# WHAT YOU SHOULD DO
Output the material below in full, exactly as it is.
========
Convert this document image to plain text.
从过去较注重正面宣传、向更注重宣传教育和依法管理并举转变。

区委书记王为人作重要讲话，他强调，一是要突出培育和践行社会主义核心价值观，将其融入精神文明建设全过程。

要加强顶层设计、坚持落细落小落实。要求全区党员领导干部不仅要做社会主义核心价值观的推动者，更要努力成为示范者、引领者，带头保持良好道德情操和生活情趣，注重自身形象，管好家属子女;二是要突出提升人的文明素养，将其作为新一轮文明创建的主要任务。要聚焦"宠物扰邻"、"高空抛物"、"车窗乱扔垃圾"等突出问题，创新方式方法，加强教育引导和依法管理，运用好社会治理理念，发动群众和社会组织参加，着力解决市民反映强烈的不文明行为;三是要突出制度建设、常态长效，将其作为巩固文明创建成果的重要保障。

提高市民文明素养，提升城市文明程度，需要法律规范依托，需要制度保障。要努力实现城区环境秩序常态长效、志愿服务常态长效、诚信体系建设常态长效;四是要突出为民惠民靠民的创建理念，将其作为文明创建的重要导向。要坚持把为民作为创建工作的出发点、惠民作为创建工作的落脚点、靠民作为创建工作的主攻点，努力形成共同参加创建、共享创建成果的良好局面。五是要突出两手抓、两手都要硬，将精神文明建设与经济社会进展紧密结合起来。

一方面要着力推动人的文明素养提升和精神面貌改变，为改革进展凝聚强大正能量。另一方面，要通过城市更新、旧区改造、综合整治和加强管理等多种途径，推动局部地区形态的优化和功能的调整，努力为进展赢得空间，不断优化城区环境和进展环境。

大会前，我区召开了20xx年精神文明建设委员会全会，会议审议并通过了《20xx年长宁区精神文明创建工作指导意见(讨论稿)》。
========
# FINISHED EXERCISE
Convert this document image to plain text.
从过去较注重正面宣传、向更注重宣传教育和依法管理并举转变。

区委书记王为人作重要讲话，他强调，一是要突出培育和践行社会主义核心价值观，将其融入精神文明建设全过程。

要加强顶层设计、坚持落细落小落实。要求全区党员领导干部不仅要做社会主义核心价值观的推动者，更要努力成为示范者、引领者，带头保持良好道德情操和生活情趣，注重自身形象，管好家属子女;二是要突出提升人的文明素养，将其作为新一轮文明创建的主要任务。要聚焦"宠物扰邻"、"高空抛物"、"车窗乱扔垃圾"等突出问题，创新方式方法，加强教育引导和依法管理，运用好社会治理理念，发动群众和社会组织参加，着力解决市民反映强烈的不文明行为;三是要突出制度建设、常态长效，将其作为巩固文明创建成果的重要保障。

提高市民文明素养，提升城市文明程度，需要法律规范依托，需要制度保障。要努力实现城区环境秩序常态长效、志愿服务常态长效、诚信体系建设常态长效;四是要突出为民惠民靠民的创建理念，将其作为文明创建的重要导向。要坚持把为民作为创建工作的出发点、惠民作为创建工作的落脚点、靠民作为创建工作的主攻点，努力形成共同参加创建、共享创建成果的良好局面。五是要突出两手抓、两手都要硬，将精神文明建设与经济社会进展紧密结合起来。

一方面要着力推动人的文明素养提升和精神面貌改变，为改革进展凝聚强大正能量。另一方面，要通过城市更新、旧区改造、综合整治和加强管理等多种途径，推动局部地区形态的优化和功能的调整，努力为进展赢得空间，不断优化城区环境和进展环境。

大会前，我区召开了20xx年精神文明建设委员会全会，会议审议并通过了《20xx年长宁区精神文明创建工作指导意见(讨论稿)》。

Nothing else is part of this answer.